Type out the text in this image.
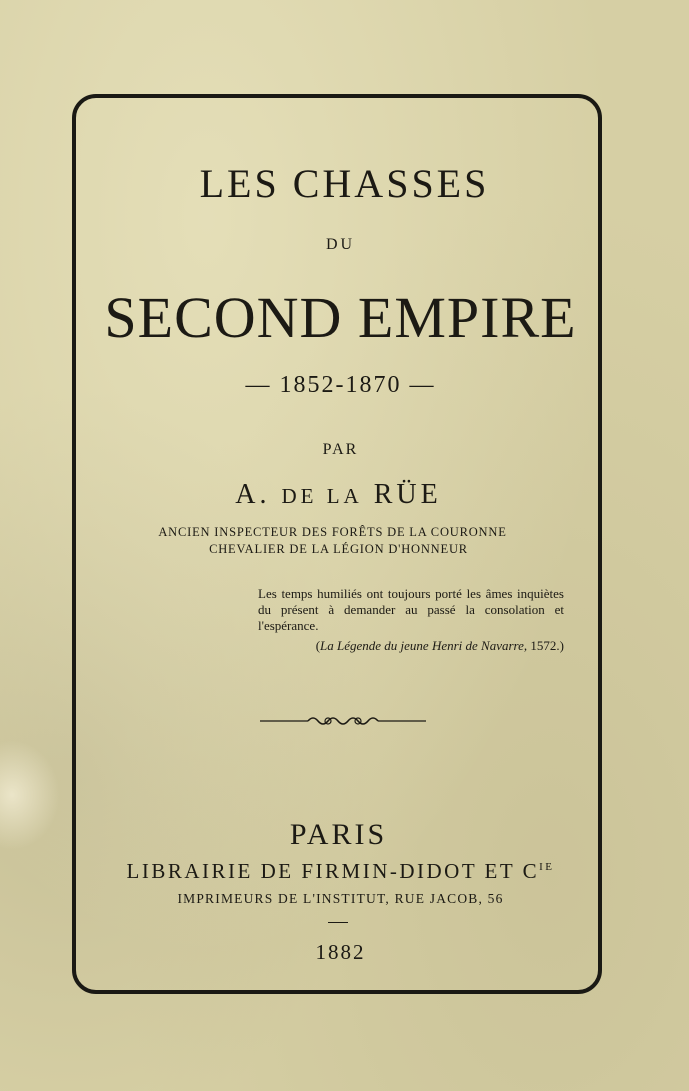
LES CHASSES
DU
SECOND EMPIRE
— 1852-1870 —
PAR
A. DE LA RÜE
ANCIEN INSPECTEUR DES FORÊTS DE LA COURONNE
CHEVALIER DE LA LÉGION D'HONNEUR
Les temps humiliés ont toujours porté les âmes inquiètes du présent à demander au passé la consolation et l'espérance.
(La Légende du jeune Henri de Navarre, 1572.)
PARIS
LIBRAIRIE DE FIRMIN-DIDOT ET $C^{IE}$
IMPRIMEURS DE L'INSTITUT, RUE JACOB, 56
1882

----------------

→ Aim of the exercise: All records should be output exactly, with the pictures left out.

→ Written response:
Type out the text in this image.
LES CHASSES
DU
SECOND EMPIRE
— 1852-1870 —
PAR
A. DE LA RÜE
ANCIEN INSPECTEUR DES FORÊTS DE LA COURONNE
CHEVALIER DE LA LÉGION D'HONNEUR
Les temps humiliés ont toujours porté les âmes inquiètes du présent à demander au passé la consolation et l'espérance.
(La Légende du jeune Henri de Navarre, 1572.)
PARIS
LIBRAIRIE DE FIRMIN-DIDOT ET $C^{IE}$
IMPRIMEURS DE L'INSTITUT, RUE JACOB, 56
1882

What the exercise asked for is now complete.